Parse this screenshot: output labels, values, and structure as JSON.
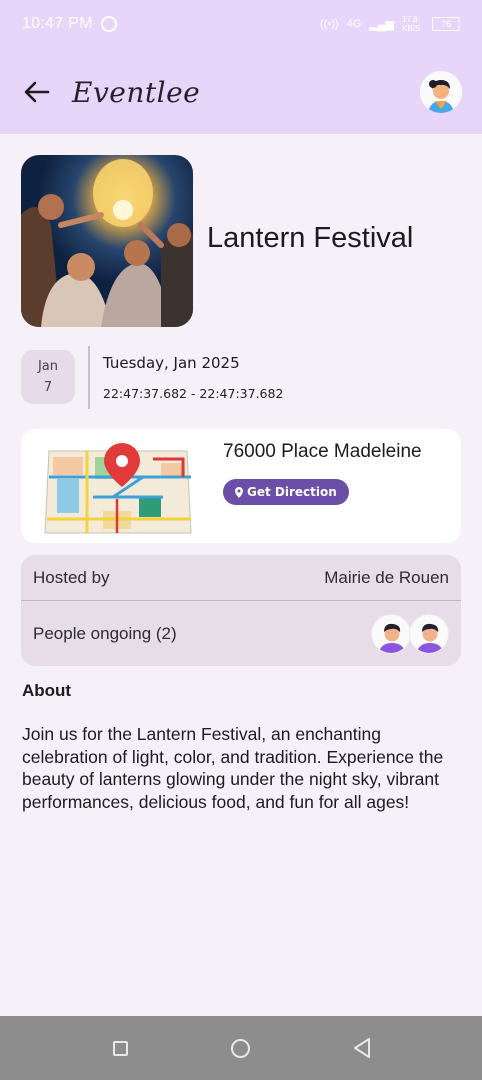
{
  "status_bar": {
    "time": "10:47 PM",
    "network": "4G",
    "speed": "17.8 KB/S",
    "battery": "76"
  },
  "app_bar": {
    "brand": "Eventlee"
  },
  "event": {
    "title": "Lantern Festival",
    "date_month": "Jan",
    "date_day": "7",
    "day_label": "Tuesday, Jan 2025",
    "time_range": "22:47:37.682 - 22:47:37.682"
  },
  "location": {
    "address": "76000 Place Madeleine",
    "direction_label": "Get Direction"
  },
  "info": {
    "hosted_label": "Hosted by",
    "hosted_value": "Mairie de Rouen",
    "people_label": "People ongoing (2)"
  },
  "about": {
    "title": "About",
    "text": "Join us for the Lantern Festival, an enchanting celebration of light, color, and tradition. Experience the beauty of lanterns glowing under the night sky, vibrant performances, delicious food, and fun for all ages!"
  },
  "colors": {
    "header": "#e8d5fa",
    "background": "#f6f0f8",
    "accent": "#6b4ea8",
    "card": "#e6dde9"
  },
  "icons": [
    "back-arrow-icon",
    "profile-avatar",
    "map-pin-icon",
    "nav-recents-icon",
    "nav-home-icon",
    "nav-back-icon"
  ]
}
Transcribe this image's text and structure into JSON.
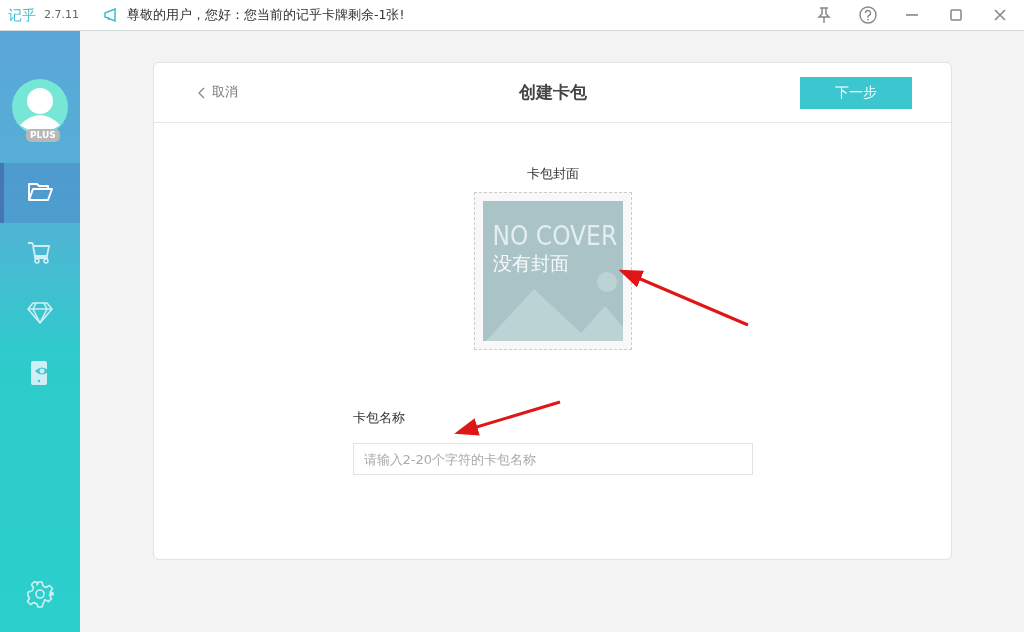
{
  "titlebar": {
    "app_name": "记乎",
    "version": "2.7.11",
    "notice": "尊敬的用户，您好：您当前的记乎卡牌剩余-1张!"
  },
  "sidebar": {
    "badge": "PLUS",
    "items": [
      {
        "kind": "folder",
        "selected": true
      },
      {
        "kind": "cart",
        "selected": false
      },
      {
        "kind": "diamond",
        "selected": false
      },
      {
        "kind": "phone-eye",
        "selected": false
      }
    ]
  },
  "dialog": {
    "cancel": "取消",
    "title": "创建卡包",
    "next": "下一步",
    "cover_label": "卡包封面",
    "cover": {
      "title": "NO COVER",
      "subtitle": "没有封面"
    },
    "name_label": "卡包名称",
    "name_field": {
      "placeholder": "请输入2-20个字符的卡包名称"
    }
  }
}
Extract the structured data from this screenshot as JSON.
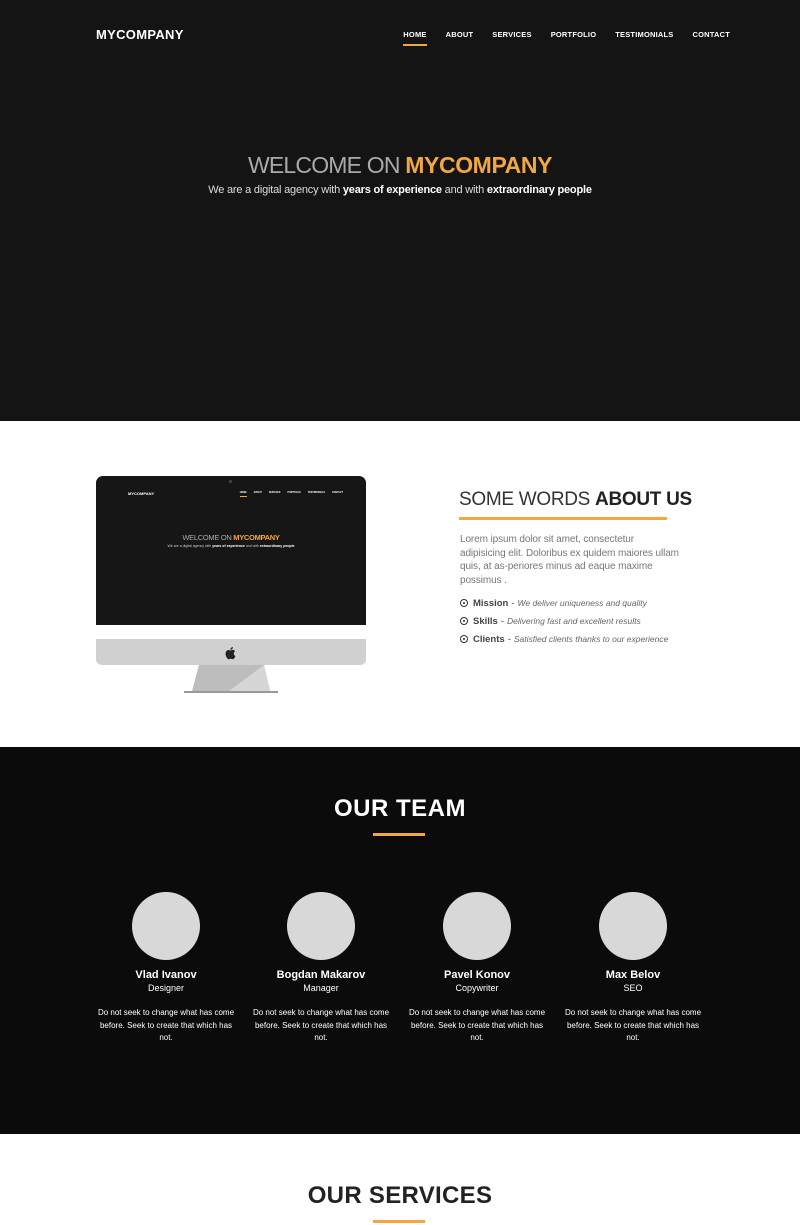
{
  "header": {
    "brand": "MYCOMPANY",
    "nav": [
      "HOME",
      "ABOUT",
      "SERVICES",
      "PORTFOLIO",
      "TESTIMONIALS",
      "CONTACT"
    ],
    "active_index": 0
  },
  "hero": {
    "title_prefix": "WELCOME ON ",
    "title_accent": "MYCOMPANY",
    "subtitle_1": "We are a digital agency with ",
    "subtitle_bold_1": "years of experience",
    "subtitle_2": " and with ",
    "subtitle_bold_2": "extraordinary people"
  },
  "about": {
    "title_light": "SOME WORDS ",
    "title_bold": "ABOUT US",
    "text": "Lorem ipsum dolor sit amet, consectetur adipisicing elit. Doloribus ex quidem maiores ullam quis, at as-periores minus ad eaque maxime possimus .",
    "items": [
      {
        "label": "Mission",
        "desc": "We deliver uniqueness and quality"
      },
      {
        "label": "Skills",
        "desc": "Delivering fast and excellent results"
      },
      {
        "label": "Clients",
        "desc": "Satisfied clients thanks to our experience"
      }
    ],
    "separator": "-"
  },
  "team": {
    "title": "OUR TEAM",
    "members": [
      {
        "name": "Vlad Ivanov",
        "role": "Designer",
        "desc": "Do not seek to change what has come before. Seek to create that which has not."
      },
      {
        "name": "Bogdan Makarov",
        "role": "Manager",
        "desc": "Do not seek to change what has come before. Seek to create that which has not."
      },
      {
        "name": "Pavel Konov",
        "role": "Copywriter",
        "desc": "Do not seek to change what has come before. Seek to create that which has not."
      },
      {
        "name": "Max Belov",
        "role": "SEO",
        "desc": "Do not seek to change what has come before. Seek to create that which has not."
      }
    ]
  },
  "services": {
    "title": "OUR SERVICES"
  },
  "colors": {
    "accent": "#f3a73f",
    "hero_bg": "#141414",
    "team_bg": "#0b0b0b"
  },
  "icons": {
    "list_bullet": "check-circle-icon",
    "monitor_logo": "apple-icon"
  }
}
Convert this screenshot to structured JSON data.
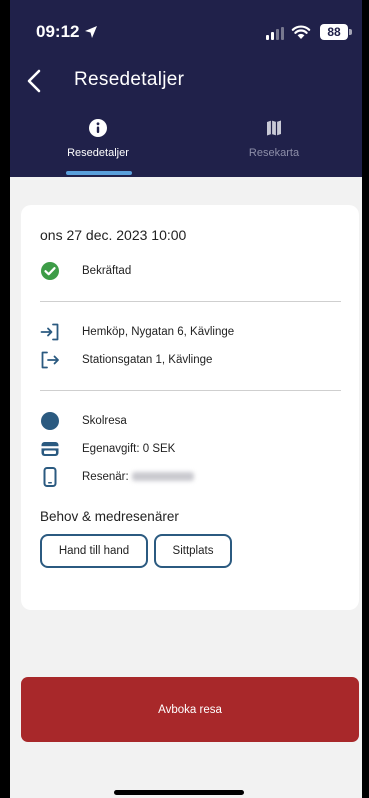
{
  "status_bar": {
    "time": "09:12",
    "battery": "88"
  },
  "header": {
    "title": "Resedetaljer"
  },
  "tabs": [
    {
      "label": "Resedetaljer",
      "icon": "info-icon",
      "active": true
    },
    {
      "label": "Resekarta",
      "icon": "map-icon",
      "active": false
    }
  ],
  "trip": {
    "date": "ons 27 dec. 2023 10:00",
    "status": "Bekräftad",
    "from": "Hemköp, Nygatan 6, Kävlinge",
    "to": "Stationsgatan 1, Kävlinge",
    "trip_type": "Skolresa",
    "fee": "Egenavgift: 0 SEK",
    "traveler_label": "Resenär:"
  },
  "needs": {
    "title": "Behov & medresenärer",
    "items": [
      "Hand till hand",
      "Sittplats"
    ]
  },
  "actions": {
    "cancel_label": "Avboka resa"
  },
  "colors": {
    "header_bg": "#20214a",
    "confirmed_green": "#3d9c47",
    "accent_blue": "#2b5a80",
    "tab_indicator": "#5aa0dc",
    "cancel_red": "#a8282a"
  }
}
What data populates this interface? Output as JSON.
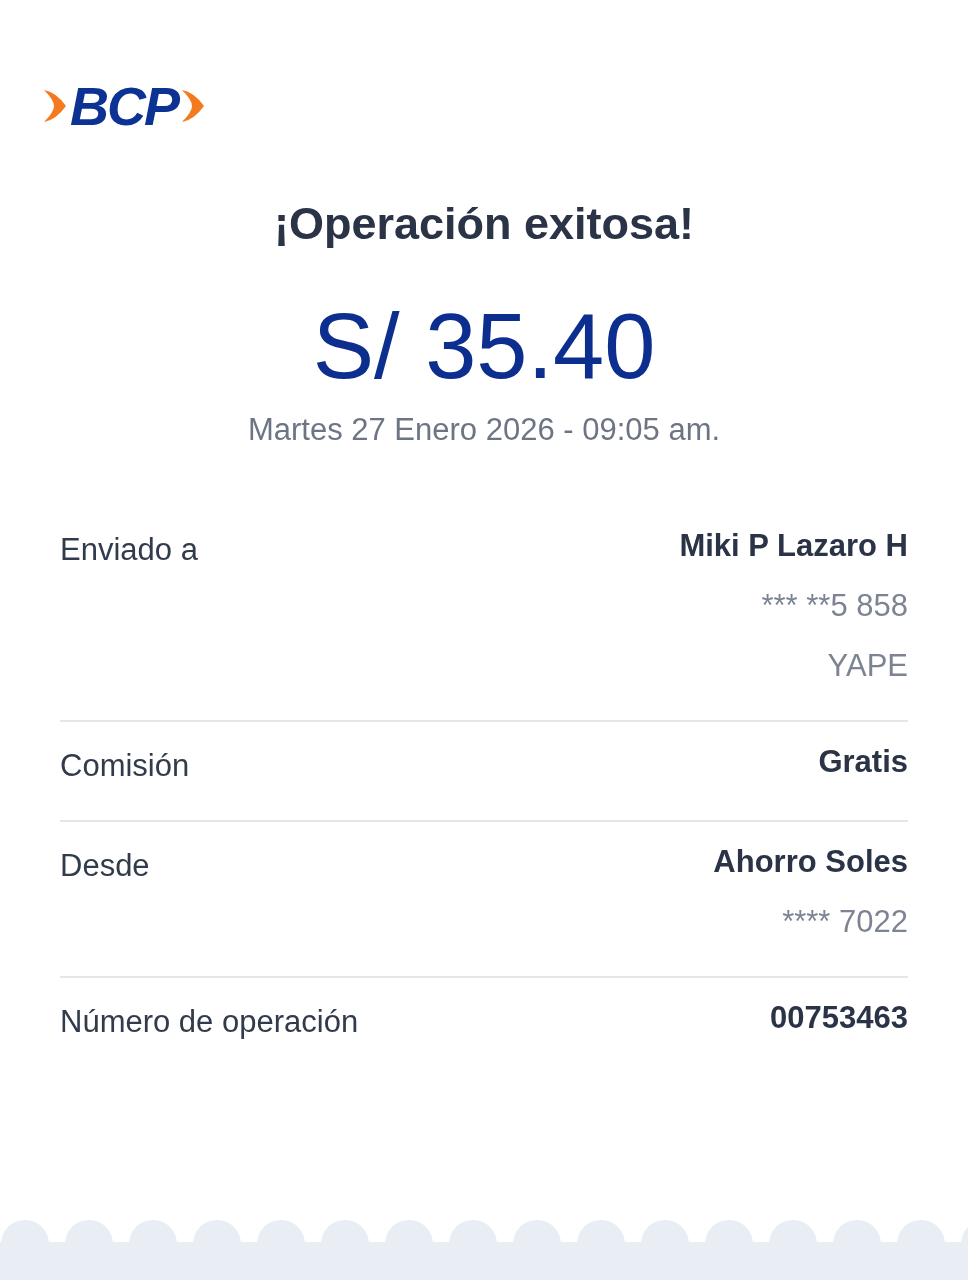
{
  "logo": {
    "text": "BCP"
  },
  "title": "¡Operación exitosa!",
  "amount": "S/ 35.40",
  "datetime": "Martes 27 Enero 2026 - 09:05 am.",
  "details": [
    {
      "label": "Enviado a",
      "value": "Miki P Lazaro H",
      "extra": [
        "*** **5 858",
        "YAPE"
      ]
    },
    {
      "label": "Comisión",
      "value": "Gratis"
    },
    {
      "label": "Desde",
      "value": "Ahorro Soles",
      "extra": [
        "**** 7022"
      ]
    },
    {
      "label": "Número de operación",
      "value": "00753463"
    }
  ]
}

+++++

Written exercise: Starting at the line that contains "Convert this screenshot", retype each line through the final one in the listing, with both ends kept and the pictures omitted.

Output for this task:
Convert this screenshot to structured JSON data.
{
  "status_bar": {
    "time": "09:12",
    "battery": "88"
  },
  "header": {
    "title": "Resedetaljer"
  },
  "tabs": [
    {
      "label": "Resedetaljer",
      "icon": "info-icon",
      "active": true
    },
    {
      "label": "Resekarta",
      "icon": "map-icon",
      "active": false
    }
  ],
  "trip": {
    "date": "ons 27 dec. 2023 10:00",
    "status": "Bekräftad",
    "from": "Hemköp, Nygatan 6, Kävlinge",
    "to": "Stationsgatan 1, Kävlinge",
    "trip_type": "Skolresa",
    "fee": "Egenavgift: 0 SEK",
    "traveler_label": "Resenär:"
  },
  "needs": {
    "title": "Behov & medresenärer",
    "items": [
      "Hand till hand",
      "Sittplats"
    ]
  },
  "actions": {
    "cancel_label": "Avboka resa"
  },
  "colors": {
    "header_bg": "#20214a",
    "confirmed_green": "#3d9c47",
    "accent_blue": "#2b5a80",
    "tab_indicator": "#5aa0dc",
    "cancel_red": "#a8282a"
  }
}
What data populates this interface? Output as JSON.
{
  "logo": {
    "text": "BCP"
  },
  "title": "¡Operación exitosa!",
  "amount": "S/ 35.40",
  "datetime": "Martes 27 Enero 2026 - 09:05 am.",
  "details": [
    {
      "label": "Enviado a",
      "value": "Miki P Lazaro H",
      "extra": [
        "*** **5 858",
        "YAPE"
      ]
    },
    {
      "label": "Comisión",
      "value": "Gratis"
    },
    {
      "label": "Desde",
      "value": "Ahorro Soles",
      "extra": [
        "**** 7022"
      ]
    },
    {
      "label": "Número de operación",
      "value": "00753463"
    }
  ]
}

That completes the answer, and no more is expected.